### Exercise directions
Could you give the data below again, exactly and completely?

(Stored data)
----------
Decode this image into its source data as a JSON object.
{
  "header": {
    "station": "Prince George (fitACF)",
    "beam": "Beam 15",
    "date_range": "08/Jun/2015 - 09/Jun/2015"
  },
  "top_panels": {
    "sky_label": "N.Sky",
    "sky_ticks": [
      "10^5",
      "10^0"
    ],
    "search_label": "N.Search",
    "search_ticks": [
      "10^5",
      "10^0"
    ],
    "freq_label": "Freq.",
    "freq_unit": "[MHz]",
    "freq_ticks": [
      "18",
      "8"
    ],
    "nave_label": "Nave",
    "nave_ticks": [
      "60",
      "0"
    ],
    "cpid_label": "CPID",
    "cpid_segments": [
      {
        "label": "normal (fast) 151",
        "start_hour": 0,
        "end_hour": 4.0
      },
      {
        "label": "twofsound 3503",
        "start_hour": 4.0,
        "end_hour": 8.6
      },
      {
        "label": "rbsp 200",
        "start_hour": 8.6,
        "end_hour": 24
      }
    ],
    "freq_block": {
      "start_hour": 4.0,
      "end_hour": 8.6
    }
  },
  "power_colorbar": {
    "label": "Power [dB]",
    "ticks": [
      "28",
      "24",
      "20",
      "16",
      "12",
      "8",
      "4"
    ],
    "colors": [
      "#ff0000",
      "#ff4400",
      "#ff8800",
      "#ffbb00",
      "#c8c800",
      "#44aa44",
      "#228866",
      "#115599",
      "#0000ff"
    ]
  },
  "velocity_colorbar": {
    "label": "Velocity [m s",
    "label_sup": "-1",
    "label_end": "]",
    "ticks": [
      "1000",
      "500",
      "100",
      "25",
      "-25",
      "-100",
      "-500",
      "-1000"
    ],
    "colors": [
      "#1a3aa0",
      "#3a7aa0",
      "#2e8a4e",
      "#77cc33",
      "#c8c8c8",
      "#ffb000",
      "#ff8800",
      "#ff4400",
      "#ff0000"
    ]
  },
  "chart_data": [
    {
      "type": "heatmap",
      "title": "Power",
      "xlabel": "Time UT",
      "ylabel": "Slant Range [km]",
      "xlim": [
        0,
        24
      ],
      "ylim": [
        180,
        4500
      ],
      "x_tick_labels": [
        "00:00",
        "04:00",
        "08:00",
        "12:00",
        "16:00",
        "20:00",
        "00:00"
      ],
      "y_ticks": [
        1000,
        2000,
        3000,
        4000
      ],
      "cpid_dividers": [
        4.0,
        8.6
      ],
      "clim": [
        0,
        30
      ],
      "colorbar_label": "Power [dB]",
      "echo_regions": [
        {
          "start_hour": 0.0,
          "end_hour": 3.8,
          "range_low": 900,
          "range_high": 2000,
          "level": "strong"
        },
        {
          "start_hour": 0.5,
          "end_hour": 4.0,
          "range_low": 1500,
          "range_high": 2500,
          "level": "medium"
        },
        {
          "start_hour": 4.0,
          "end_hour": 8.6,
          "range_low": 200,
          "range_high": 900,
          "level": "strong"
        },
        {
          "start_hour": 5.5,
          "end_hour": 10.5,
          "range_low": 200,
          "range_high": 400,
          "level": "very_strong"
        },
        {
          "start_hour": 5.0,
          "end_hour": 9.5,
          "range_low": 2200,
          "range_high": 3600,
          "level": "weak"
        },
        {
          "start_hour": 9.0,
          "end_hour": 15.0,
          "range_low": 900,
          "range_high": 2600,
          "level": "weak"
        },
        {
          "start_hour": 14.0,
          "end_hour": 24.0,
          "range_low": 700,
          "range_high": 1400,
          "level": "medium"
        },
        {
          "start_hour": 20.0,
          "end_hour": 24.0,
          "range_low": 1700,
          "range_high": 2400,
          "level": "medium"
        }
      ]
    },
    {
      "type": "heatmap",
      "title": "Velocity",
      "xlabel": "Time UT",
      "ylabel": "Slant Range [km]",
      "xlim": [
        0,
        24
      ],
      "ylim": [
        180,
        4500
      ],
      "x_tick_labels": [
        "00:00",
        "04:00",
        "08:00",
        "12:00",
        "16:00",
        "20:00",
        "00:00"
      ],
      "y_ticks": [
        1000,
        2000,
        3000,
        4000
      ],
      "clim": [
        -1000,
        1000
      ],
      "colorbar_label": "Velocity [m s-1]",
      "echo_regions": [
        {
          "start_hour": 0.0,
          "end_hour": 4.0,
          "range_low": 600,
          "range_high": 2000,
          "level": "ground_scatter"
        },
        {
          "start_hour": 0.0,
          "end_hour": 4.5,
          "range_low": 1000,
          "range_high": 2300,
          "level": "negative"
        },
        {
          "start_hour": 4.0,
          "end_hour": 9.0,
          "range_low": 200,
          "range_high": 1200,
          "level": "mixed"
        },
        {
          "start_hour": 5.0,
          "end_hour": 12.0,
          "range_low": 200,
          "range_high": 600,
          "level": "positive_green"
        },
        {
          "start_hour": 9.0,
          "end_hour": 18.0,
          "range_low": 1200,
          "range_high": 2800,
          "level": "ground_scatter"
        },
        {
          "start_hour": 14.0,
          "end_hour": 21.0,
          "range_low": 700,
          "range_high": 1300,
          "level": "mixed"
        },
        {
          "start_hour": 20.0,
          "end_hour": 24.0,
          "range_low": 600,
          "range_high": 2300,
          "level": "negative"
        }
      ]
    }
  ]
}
----------
### Response below
Decode this image into its source data as a JSON object.
{
  "header": {
    "station": "Prince George (fitACF)",
    "beam": "Beam 15",
    "date_range": "08/Jun/2015 - 09/Jun/2015"
  },
  "top_panels": {
    "sky_label": "N.Sky",
    "sky_ticks": [
      "10^5",
      "10^0"
    ],
    "search_label": "N.Search",
    "search_ticks": [
      "10^5",
      "10^0"
    ],
    "freq_label": "Freq.",
    "freq_unit": "[MHz]",
    "freq_ticks": [
      "18",
      "8"
    ],
    "nave_label": "Nave",
    "nave_ticks": [
      "60",
      "0"
    ],
    "cpid_label": "CPID",
    "cpid_segments": [
      {
        "label": "normal (fast) 151",
        "start_hour": 0,
        "end_hour": 4.0
      },
      {
        "label": "twofsound 3503",
        "start_hour": 4.0,
        "end_hour": 8.6
      },
      {
        "label": "rbsp 200",
        "start_hour": 8.6,
        "end_hour": 24
      }
    ],
    "freq_block": {
      "start_hour": 4.0,
      "end_hour": 8.6
    }
  },
  "power_colorbar": {
    "label": "Power [dB]",
    "ticks": [
      "28",
      "24",
      "20",
      "16",
      "12",
      "8",
      "4"
    ],
    "colors": [
      "#ff0000",
      "#ff4400",
      "#ff8800",
      "#ffbb00",
      "#c8c800",
      "#44aa44",
      "#228866",
      "#115599",
      "#0000ff"
    ]
  },
  "velocity_colorbar": {
    "label": "Velocity [m s",
    "label_sup": "-1",
    "label_end": "]",
    "ticks": [
      "1000",
      "500",
      "100",
      "25",
      "-25",
      "-100",
      "-500",
      "-1000"
    ],
    "colors": [
      "#1a3aa0",
      "#3a7aa0",
      "#2e8a4e",
      "#77cc33",
      "#c8c8c8",
      "#ffb000",
      "#ff8800",
      "#ff4400",
      "#ff0000"
    ]
  },
  "chart_data": [
    {
      "type": "heatmap",
      "title": "Power",
      "xlabel": "Time UT",
      "ylabel": "Slant Range [km]",
      "xlim": [
        0,
        24
      ],
      "ylim": [
        180,
        4500
      ],
      "x_tick_labels": [
        "00:00",
        "04:00",
        "08:00",
        "12:00",
        "16:00",
        "20:00",
        "00:00"
      ],
      "y_ticks": [
        1000,
        2000,
        3000,
        4000
      ],
      "cpid_dividers": [
        4.0,
        8.6
      ],
      "clim": [
        0,
        30
      ],
      "colorbar_label": "Power [dB]",
      "echo_regions": [
        {
          "start_hour": 0.0,
          "end_hour": 3.8,
          "range_low": 900,
          "range_high": 2000,
          "level": "strong"
        },
        {
          "start_hour": 0.5,
          "end_hour": 4.0,
          "range_low": 1500,
          "range_high": 2500,
          "level": "medium"
        },
        {
          "start_hour": 4.0,
          "end_hour": 8.6,
          "range_low": 200,
          "range_high": 900,
          "level": "strong"
        },
        {
          "start_hour": 5.5,
          "end_hour": 10.5,
          "range_low": 200,
          "range_high": 400,
          "level": "very_strong"
        },
        {
          "start_hour": 5.0,
          "end_hour": 9.5,
          "range_low": 2200,
          "range_high": 3600,
          "level": "weak"
        },
        {
          "start_hour": 9.0,
          "end_hour": 15.0,
          "range_low": 900,
          "range_high": 2600,
          "level": "weak"
        },
        {
          "start_hour": 14.0,
          "end_hour": 24.0,
          "range_low": 700,
          "range_high": 1400,
          "level": "medium"
        },
        {
          "start_hour": 20.0,
          "end_hour": 24.0,
          "range_low": 1700,
          "range_high": 2400,
          "level": "medium"
        }
      ]
    },
    {
      "type": "heatmap",
      "title": "Velocity",
      "xlabel": "Time UT",
      "ylabel": "Slant Range [km]",
      "xlim": [
        0,
        24
      ],
      "ylim": [
        180,
        4500
      ],
      "x_tick_labels": [
        "00:00",
        "04:00",
        "08:00",
        "12:00",
        "16:00",
        "20:00",
        "00:00"
      ],
      "y_ticks": [
        1000,
        2000,
        3000,
        4000
      ],
      "clim": [
        -1000,
        1000
      ],
      "colorbar_label": "Velocity [m s-1]",
      "echo_regions": [
        {
          "start_hour": 0.0,
          "end_hour": 4.0,
          "range_low": 600,
          "range_high": 2000,
          "level": "ground_scatter"
        },
        {
          "start_hour": 0.0,
          "end_hour": 4.5,
          "range_low": 1000,
          "range_high": 2300,
          "level": "negative"
        },
        {
          "start_hour": 4.0,
          "end_hour": 9.0,
          "range_low": 200,
          "range_high": 1200,
          "level": "mixed"
        },
        {
          "start_hour": 5.0,
          "end_hour": 12.0,
          "range_low": 200,
          "range_high": 600,
          "level": "positive_green"
        },
        {
          "start_hour": 9.0,
          "end_hour": 18.0,
          "range_low": 1200,
          "range_high": 2800,
          "level": "ground_scatter"
        },
        {
          "start_hour": 14.0,
          "end_hour": 21.0,
          "range_low": 700,
          "range_high": 1300,
          "level": "mixed"
        },
        {
          "start_hour": 20.0,
          "end_hour": 24.0,
          "range_low": 600,
          "range_high": 2300,
          "level": "negative"
        }
      ]
    }
  ]
}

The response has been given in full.